#### SET TASK:
Repeat, exactly and in full, the lines of the listing below, but without any pictures.

* begin EXCERPTED DATA *

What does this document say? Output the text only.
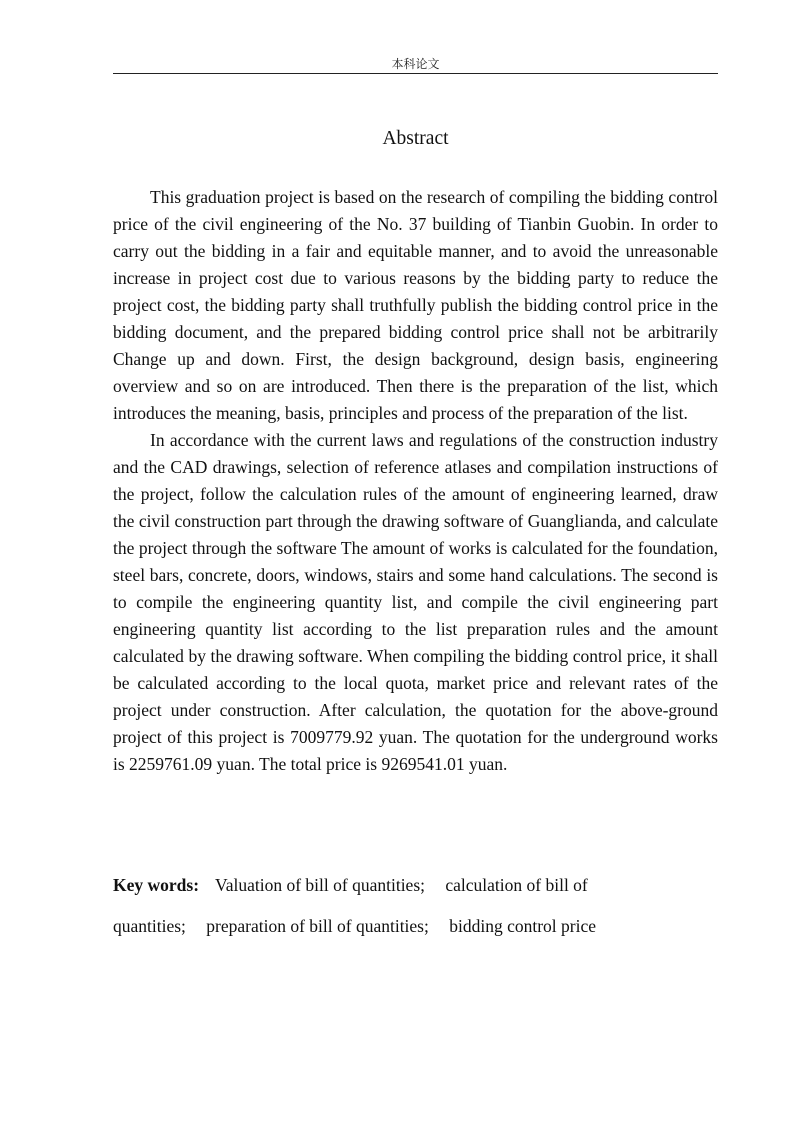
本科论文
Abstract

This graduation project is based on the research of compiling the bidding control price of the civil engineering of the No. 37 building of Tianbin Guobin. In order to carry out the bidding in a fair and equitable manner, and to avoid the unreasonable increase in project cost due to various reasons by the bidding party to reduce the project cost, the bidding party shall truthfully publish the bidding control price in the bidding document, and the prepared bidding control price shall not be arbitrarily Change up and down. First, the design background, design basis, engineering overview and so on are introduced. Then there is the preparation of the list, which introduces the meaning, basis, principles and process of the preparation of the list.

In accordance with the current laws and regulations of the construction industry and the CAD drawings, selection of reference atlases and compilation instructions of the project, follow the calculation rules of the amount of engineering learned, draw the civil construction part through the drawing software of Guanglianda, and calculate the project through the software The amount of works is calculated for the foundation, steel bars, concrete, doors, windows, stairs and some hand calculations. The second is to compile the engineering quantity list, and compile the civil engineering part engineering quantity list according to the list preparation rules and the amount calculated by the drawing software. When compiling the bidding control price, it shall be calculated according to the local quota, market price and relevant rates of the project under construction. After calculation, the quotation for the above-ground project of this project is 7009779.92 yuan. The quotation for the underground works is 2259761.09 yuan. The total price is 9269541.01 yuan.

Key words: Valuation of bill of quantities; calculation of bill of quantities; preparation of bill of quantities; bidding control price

* end EXCERPTED DATA *

#### SOLUTION FOR THIS TASK:
What does this document say? Output the text only.
本科论文
Abstract

This graduation project is based on the research of compiling the bidding control price of the civil engineering of the No. 37 building of Tianbin Guobin. In order to carry out the bidding in a fair and equitable manner, and to avoid the unreasonable increase in project cost due to various reasons by the bidding party to reduce the project cost, the bidding party shall truthfully publish the bidding control price in the bidding document, and the prepared bidding control price shall not be arbitrarily Change up and down. First, the design background, design basis, engineering overview and so on are introduced. Then there is the preparation of the list, which introduces the meaning, basis, principles and process of the preparation of the list.

In accordance with the current laws and regulations of the construction industry and the CAD drawings, selection of reference atlases and compilation instructions of the project, follow the calculation rules of the amount of engineering learned, draw the civil construction part through the drawing software of Guanglianda, and calculate the project through the software The amount of works is calculated for the foundation, steel bars, concrete, doors, windows, stairs and some hand calculations. The second is to compile the engineering quantity list, and compile the civil engineering part engineering quantity list according to the list preparation rules and the amount calculated by the drawing software. When compiling the bidding control price, it shall be calculated according to the local quota, market price and relevant rates of the project under construction. After calculation, the quotation for the above-ground project of this project is 7009779.92 yuan. The quotation for the underground works is 2259761.09 yuan. The total price is 9269541.01 yuan.

Key words: Valuation of bill of quantities; calculation of bill of quantities; preparation of bill of quantities; bidding control price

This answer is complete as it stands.